Das wichtige Urteil des Bundesgerichts vom 13. August 2024
Am 13. August 2024 hat das Bundesgericht, das höchste Gericht in der Schweiz, ein wichtiges Urteil (Urteil 5A_691/2023 vom 13. August 2024) gefällt, welches die bislang ungeklärte Methode zur Berechnung von Monatsfristen in Zivilprozessen klärt. Viele Jahre wurde über die genaue Berechnung von Monatsfristen diskutiert und das Bundesgericht hat die strittige Angelegenheit bis zum 13. August 2024 offengelassen. Mit diesem Leitentscheid soll die Fristenberechnung endlich einheitlich geklärt werden.
Wie wurden Fristen bis jetzt berechnet?
Nach Art. 142 Abs. 1 ZPO beginnt eine Frist, welche nach Tagen berechnet wird, am Folgetag des Empfangs zu laufen. Wenn ich also beispielsweise eine Verfügung per Einschreiben am 4. April erhalte, dann beginnt die Frist am 5. April zu laufen. Diese Regelung gilt weiterhin.
Bei der Berechnung einer Monatsfrist hält Art. 142 Abs. 2 ZPO fest, dass eine solche Frist im letzten Monat an dem Tag, der dieselbe Zahl trägt wie der Tag, an dem die Frist zu laufen begann, endet. Fehlt der entsprechende Tag, so endet die Frist am letzten Tag des Monats. Vor der Veröffentlichung des bundesgerichtlichen Entscheids war unklar, an welchem Tag die Frist ausgelöst wird bei einer Monatsfrist. Ein Teil der Lehre ging davon aus, dass auch Art. 142 Abs. 1 ZPO zur Anwendung kommen sollte, wonach die Frist am nächsten Tag zu laufen beginnt. Das Bundesgericht hat diese Methode nun verworfen.
Was ändert sich mit dem Urteil des Bundesgerichts?
Mit dem Leitentscheid des Bundesgerichts wird einzig die Berechnung der Monatsfristen geklärt. An der Berechnung von Fristen nach Tagen ändert sich nichts.

- _Zu bearbeitende Aufgabe_
Geben Sie den Abschnitt des Textes zur Fristenberechnung von „Bei der Berechnung“ bis „ändert sich nichts.“ wieder und ändern Sie dabei „verworfen“ in „abgelehnt“. Die Einträge sind hierfür ohne Belang.

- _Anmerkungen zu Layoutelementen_
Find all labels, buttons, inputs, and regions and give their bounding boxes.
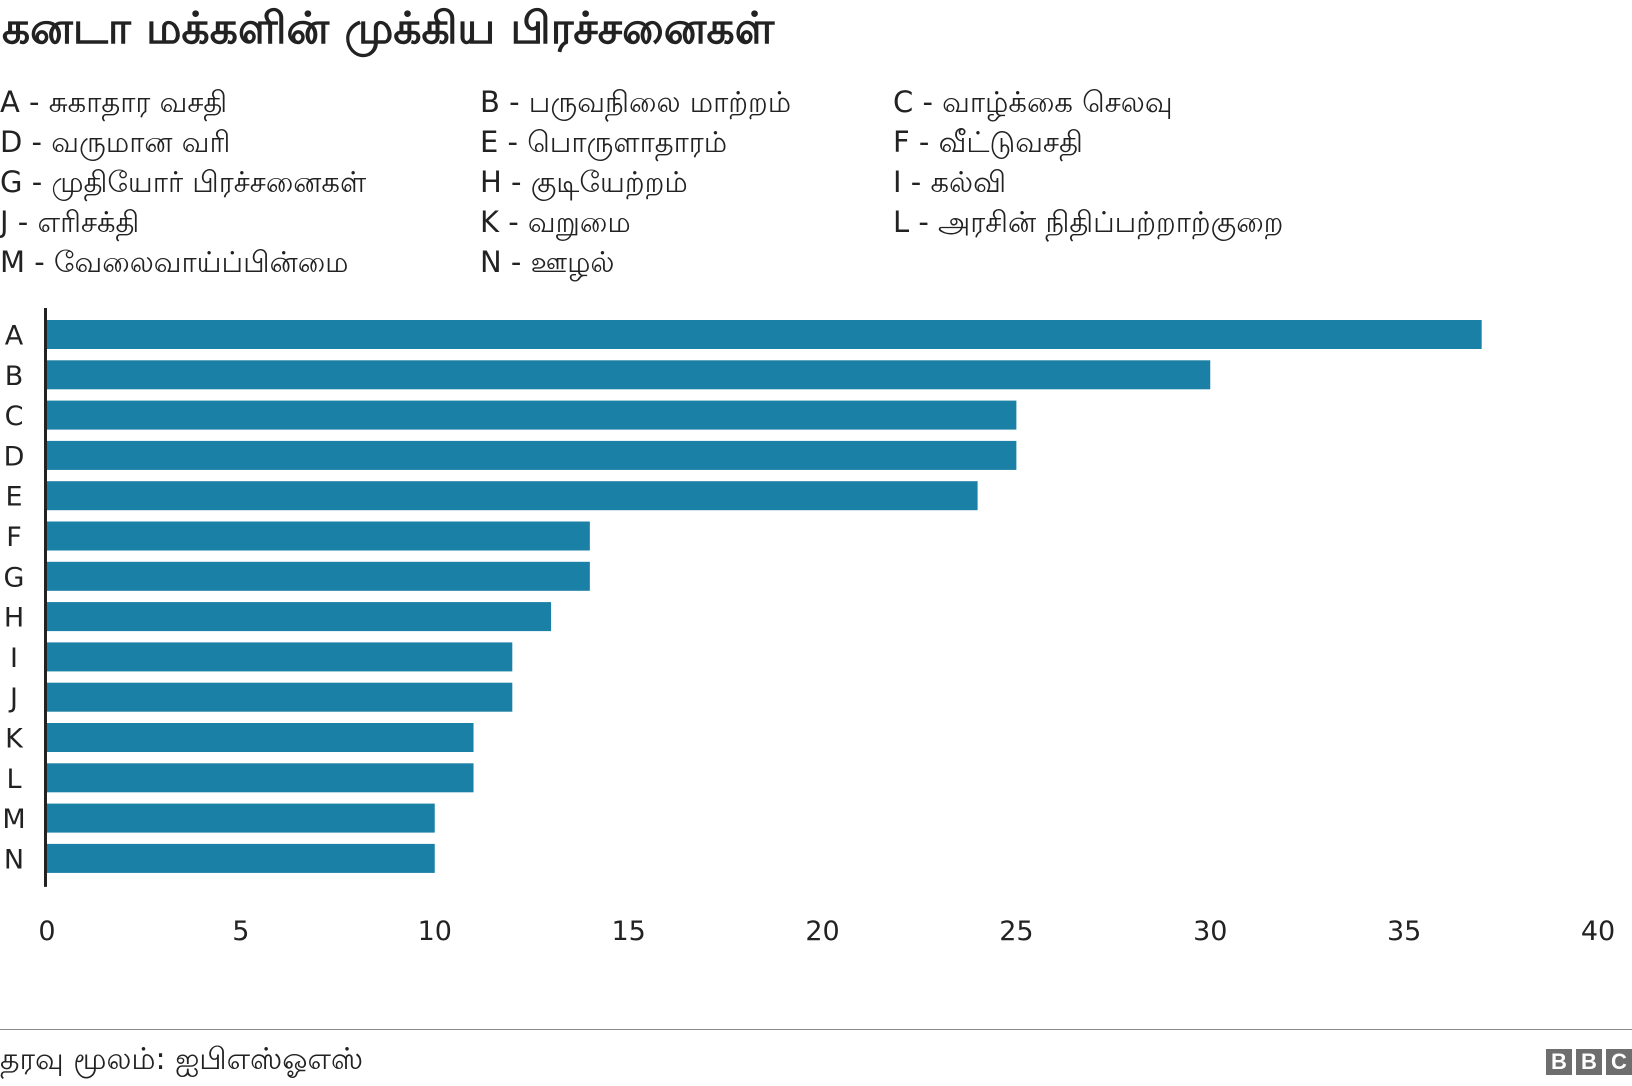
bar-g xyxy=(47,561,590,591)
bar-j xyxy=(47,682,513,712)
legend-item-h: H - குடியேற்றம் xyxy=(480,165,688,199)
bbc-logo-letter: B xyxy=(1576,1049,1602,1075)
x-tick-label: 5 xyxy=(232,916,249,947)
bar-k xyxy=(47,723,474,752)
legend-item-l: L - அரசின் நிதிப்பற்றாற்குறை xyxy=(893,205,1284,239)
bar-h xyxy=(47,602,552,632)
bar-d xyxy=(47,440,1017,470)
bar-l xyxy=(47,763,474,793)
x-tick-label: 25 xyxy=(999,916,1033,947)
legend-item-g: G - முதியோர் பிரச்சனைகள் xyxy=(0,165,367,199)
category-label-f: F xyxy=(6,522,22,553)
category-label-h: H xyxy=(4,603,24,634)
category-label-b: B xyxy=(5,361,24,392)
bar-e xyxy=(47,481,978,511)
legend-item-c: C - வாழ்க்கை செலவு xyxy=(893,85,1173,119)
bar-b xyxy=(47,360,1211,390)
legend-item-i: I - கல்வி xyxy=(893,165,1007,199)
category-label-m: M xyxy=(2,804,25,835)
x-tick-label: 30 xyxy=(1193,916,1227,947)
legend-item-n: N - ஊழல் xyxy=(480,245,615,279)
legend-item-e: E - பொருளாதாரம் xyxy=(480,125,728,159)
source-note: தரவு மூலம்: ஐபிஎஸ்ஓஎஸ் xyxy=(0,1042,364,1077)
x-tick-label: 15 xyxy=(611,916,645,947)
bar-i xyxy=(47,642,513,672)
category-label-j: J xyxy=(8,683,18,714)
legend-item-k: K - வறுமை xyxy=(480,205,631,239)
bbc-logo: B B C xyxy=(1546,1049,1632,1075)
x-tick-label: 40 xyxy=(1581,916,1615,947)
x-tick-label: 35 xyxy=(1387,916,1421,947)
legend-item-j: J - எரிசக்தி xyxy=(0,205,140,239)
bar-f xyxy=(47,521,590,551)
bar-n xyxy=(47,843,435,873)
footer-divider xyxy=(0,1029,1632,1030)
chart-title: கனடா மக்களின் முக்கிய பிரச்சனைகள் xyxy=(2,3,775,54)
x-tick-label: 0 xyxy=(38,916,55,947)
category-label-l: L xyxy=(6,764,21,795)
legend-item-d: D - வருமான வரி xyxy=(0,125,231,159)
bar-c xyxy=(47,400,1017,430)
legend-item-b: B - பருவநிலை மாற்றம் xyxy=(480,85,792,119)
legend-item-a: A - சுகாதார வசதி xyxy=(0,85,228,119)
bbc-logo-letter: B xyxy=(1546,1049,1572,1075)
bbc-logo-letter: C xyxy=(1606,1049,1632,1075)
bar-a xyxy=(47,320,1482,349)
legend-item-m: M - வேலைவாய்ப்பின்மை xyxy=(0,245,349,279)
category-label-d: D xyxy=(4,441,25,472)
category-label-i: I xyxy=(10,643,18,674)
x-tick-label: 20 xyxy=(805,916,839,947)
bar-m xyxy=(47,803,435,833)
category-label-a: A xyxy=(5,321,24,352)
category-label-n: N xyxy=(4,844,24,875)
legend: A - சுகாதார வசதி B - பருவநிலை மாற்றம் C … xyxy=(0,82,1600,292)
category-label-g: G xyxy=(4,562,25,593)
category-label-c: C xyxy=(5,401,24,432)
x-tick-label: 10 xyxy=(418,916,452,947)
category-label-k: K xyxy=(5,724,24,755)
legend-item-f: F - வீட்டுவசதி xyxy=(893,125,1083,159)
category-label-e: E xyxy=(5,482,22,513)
--
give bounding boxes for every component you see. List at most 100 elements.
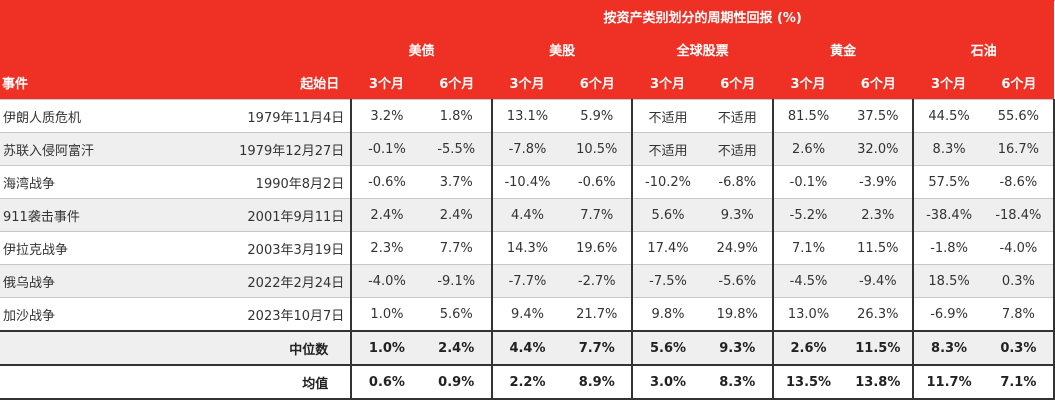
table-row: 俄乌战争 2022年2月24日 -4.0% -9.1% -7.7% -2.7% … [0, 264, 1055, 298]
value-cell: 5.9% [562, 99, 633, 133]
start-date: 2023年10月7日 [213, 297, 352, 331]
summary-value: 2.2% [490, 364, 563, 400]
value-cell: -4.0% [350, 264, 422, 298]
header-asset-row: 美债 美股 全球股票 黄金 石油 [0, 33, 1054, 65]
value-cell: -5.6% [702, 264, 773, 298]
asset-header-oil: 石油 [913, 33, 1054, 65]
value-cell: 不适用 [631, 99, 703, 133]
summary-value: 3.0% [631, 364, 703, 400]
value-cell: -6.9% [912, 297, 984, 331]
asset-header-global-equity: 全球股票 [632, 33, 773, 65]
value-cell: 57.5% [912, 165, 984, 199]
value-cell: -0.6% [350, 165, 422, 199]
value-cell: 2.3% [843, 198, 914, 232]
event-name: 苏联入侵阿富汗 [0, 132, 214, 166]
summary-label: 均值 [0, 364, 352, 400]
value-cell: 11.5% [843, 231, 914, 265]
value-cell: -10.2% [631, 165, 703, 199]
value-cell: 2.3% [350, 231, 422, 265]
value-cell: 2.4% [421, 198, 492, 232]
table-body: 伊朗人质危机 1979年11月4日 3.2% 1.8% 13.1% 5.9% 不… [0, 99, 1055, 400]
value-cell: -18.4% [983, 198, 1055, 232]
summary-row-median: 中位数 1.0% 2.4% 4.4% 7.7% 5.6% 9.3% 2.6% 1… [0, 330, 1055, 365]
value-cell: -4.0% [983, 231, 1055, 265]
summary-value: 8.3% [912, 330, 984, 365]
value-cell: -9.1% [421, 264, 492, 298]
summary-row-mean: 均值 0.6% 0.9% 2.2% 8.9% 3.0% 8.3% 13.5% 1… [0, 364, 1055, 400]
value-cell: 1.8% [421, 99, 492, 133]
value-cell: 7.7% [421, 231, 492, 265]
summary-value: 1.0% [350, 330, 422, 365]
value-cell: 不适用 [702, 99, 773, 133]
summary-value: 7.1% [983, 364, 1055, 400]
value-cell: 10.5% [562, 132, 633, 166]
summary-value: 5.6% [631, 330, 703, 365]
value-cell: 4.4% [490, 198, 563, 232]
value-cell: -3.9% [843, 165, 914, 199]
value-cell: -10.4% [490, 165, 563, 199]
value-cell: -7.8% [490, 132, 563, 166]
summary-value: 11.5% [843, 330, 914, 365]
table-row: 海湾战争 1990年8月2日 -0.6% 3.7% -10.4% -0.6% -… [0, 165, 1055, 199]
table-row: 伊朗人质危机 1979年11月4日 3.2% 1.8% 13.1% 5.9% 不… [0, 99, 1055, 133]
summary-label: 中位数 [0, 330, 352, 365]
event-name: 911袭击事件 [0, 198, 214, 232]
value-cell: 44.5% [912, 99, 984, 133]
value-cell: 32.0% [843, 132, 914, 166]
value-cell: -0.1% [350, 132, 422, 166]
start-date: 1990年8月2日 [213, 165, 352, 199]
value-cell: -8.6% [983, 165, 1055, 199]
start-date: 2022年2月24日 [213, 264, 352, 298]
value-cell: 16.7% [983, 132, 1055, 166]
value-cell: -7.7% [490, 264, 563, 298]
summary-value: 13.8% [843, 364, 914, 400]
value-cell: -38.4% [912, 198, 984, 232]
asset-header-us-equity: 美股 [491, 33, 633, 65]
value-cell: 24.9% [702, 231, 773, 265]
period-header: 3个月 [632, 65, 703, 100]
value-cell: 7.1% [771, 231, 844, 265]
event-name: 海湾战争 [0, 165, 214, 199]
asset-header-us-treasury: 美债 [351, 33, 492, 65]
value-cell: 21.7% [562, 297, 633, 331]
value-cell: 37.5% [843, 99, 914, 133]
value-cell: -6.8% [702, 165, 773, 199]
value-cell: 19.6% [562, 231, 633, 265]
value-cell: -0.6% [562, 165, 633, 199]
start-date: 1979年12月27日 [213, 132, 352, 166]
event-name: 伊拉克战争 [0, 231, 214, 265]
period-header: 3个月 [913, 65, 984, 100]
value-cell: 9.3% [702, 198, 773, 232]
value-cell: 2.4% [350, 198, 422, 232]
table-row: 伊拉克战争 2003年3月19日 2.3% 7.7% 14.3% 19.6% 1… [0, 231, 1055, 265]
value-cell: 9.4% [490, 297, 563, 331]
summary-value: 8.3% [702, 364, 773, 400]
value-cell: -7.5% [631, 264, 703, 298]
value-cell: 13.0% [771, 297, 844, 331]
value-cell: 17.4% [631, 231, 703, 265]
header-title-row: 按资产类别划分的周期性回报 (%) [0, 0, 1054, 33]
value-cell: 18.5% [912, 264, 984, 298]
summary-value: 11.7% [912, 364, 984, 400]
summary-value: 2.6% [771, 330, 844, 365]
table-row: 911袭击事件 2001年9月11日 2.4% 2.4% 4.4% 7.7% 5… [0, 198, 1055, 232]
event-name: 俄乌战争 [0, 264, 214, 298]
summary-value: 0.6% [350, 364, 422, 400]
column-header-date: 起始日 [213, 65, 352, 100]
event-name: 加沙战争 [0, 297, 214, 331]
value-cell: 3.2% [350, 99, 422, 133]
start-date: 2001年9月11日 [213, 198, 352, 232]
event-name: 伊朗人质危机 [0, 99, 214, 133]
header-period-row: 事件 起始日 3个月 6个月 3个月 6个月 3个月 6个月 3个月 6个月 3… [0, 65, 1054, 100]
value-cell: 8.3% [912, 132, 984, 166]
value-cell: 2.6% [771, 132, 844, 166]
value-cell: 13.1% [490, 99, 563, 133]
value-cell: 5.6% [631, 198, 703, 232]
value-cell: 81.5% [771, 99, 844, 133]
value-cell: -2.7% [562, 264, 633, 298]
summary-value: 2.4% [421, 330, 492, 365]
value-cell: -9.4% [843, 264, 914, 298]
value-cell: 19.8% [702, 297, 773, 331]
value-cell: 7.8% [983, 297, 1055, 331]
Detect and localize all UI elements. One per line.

- _Ergebnis der Aufgabe_
Bei der Berechnung einer Monatsfrist hält Art. 142 Abs. 2 ZPO fest, dass eine solche Frist im letzten Monat an dem Tag, der dieselbe Zahl trägt wie der Tag, an dem die Frist zu laufen begann, endet. Fehlt der entsprechende Tag, so endet die Frist am letzten Tag des Monats. Vor der Veröffentlichung des bundesgerichtlichen Entscheids war unklar, an welchem Tag die Frist ausgelöst wird bei einer Monatsfrist. Ein Teil der Lehre ging davon aus, dass auch Art. 142 Abs. 1 ZPO zur Anwendung kommen sollte, wonach die Frist am nächsten Tag zu laufen beginnt. Das Bundesgericht hat diese Methode nun abgelehnt.
Was ändert sich mit dem Urteil des Bundesgerichts?
Mit dem Leitentscheid des Bundesgerichts wird einzig die Berechnung der Monatsfristen geklärt. An der Berechnung von Fristen nach Tagen ändert sich nichts.